Tasks to perform:
A - Translate this sentence from the poem text below into Spanish: "I love this poem and it is quite fitting for Black History Month."
B - In the poem text below, reproduce word for word the passage starting with "Does my sassiness" and going on through "see me broken?".
--- Start of Text to read ---
I love this poem and it is quite fitting for Black History Month.
Still I Rise
by Maya Angelou
You may write me down in history
With your bitter, twisted lies,
You may tread me in the very dirt
But still, like dust, I’ll rise.
Does my sassiness upset you?
Why are you beset with gloom?
‘Cause I walk like I’ve got oil wells
Pumping in my living room.
Just like moons and like suns,
With the certainty of tides,
Just like hopes springing high,
Still I’ll rise.
Did you want to see me broken?
Bowed head and lowered eyes?
Shoulders falling down like teardrops.
Weakened by my soulful cries.
Does my haughtiness offend you?
Don’t you take it awful hard
‘Cause I laugh like I’ve got gold mines
Diggin’ in my own back yard.
You may shoot me with your words,
You may cut me with your eyes,
You may kill me with your hatefulness,
But still, like air, I’ll rise.
Does my sexiness upset you?
Does it come as a surprise
That I dance like I’ve got diamonds
At the meeting of my thighs?
--- End of Text to read ---
--- Start of Data extract ---
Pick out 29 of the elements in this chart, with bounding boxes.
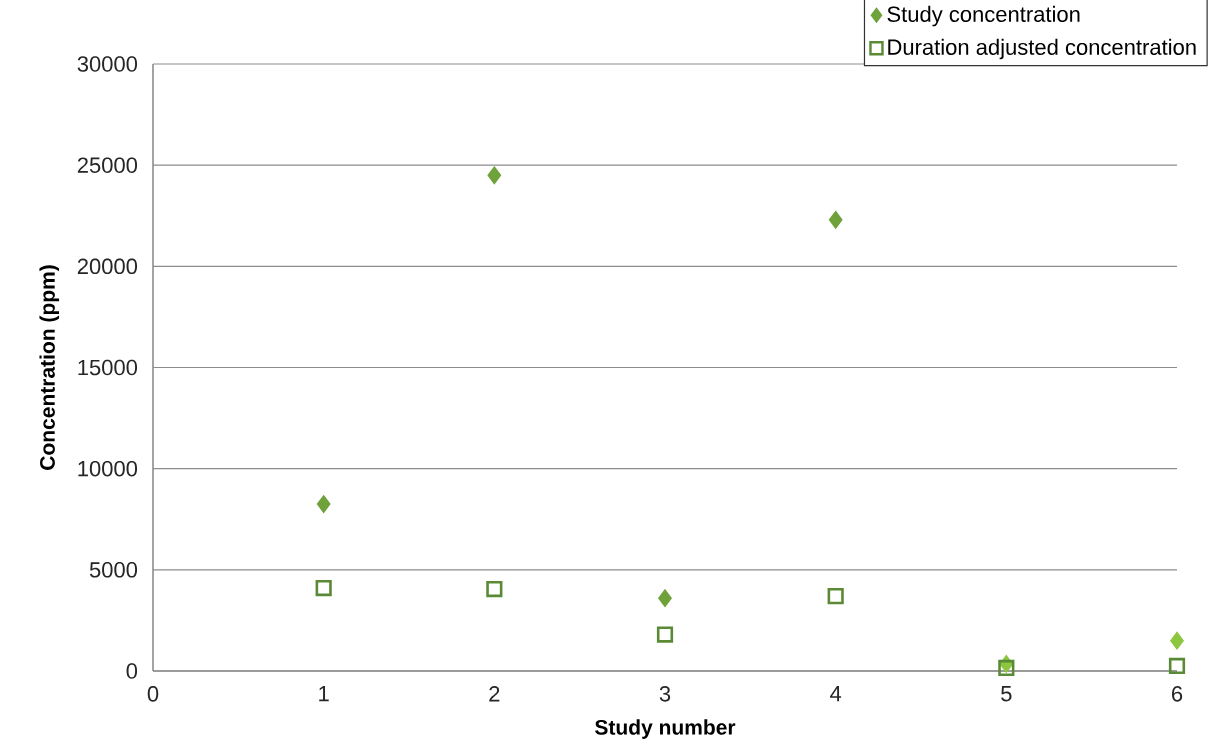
point — [487, 166, 502, 184]
y-tick-label: 25000 — [77, 157, 138, 173]
x-tick-label: 4 — [830, 686, 842, 702]
point — [828, 211, 843, 229]
x-tick-label: 0 — [147, 686, 159, 702]
x-axis-title: Study number — [595, 719, 736, 739]
y-tick-label: 0 — [126, 663, 138, 679]
point — [656, 626, 674, 643]
y-tick-label: 10000 — [78, 460, 138, 477]
point — [486, 580, 503, 598]
point — [658, 589, 672, 607]
y-tick-label: 30000 — [77, 56, 138, 72]
legend-label: Duration adjusted concentration — [888, 38, 1196, 60]
point — [316, 495, 331, 513]
point — [315, 579, 332, 597]
legend-label: Study concentration — [887, 5, 1080, 27]
point — [1170, 632, 1184, 650]
x-tick-label: 1 — [319, 686, 329, 702]
point — [998, 659, 1015, 677]
x-tick-label: 3 — [659, 686, 671, 702]
y-tick-label: 5000 — [89, 562, 138, 578]
y-tick-label: 20000 — [77, 258, 138, 275]
point — [1168, 657, 1186, 675]
y-axis-title: Concentration (ppm) — [39, 265, 60, 470]
y-tick-label: 15000 — [78, 359, 138, 376]
point — [827, 588, 844, 605]
x-tick-label: 2 — [489, 686, 500, 702]
x-tick-label: 6 — [1172, 686, 1183, 702]
x-tick-label: 5 — [1001, 686, 1012, 702]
--- End of Data extract ---
Outputs by task:
A - Me encanta este poema y es muy apropiado para el Mes de la Historia Afroamericana.

B -
Does my sassiness upset you?
Why are you beset with gloom?
‘Cause I walk like I’ve got oil wells
Pumping in my living room.
Just like moons and like suns,
With the certainty of tides,
Just like hopes springing high,
Still I’ll rise.
Did you want to see me broken?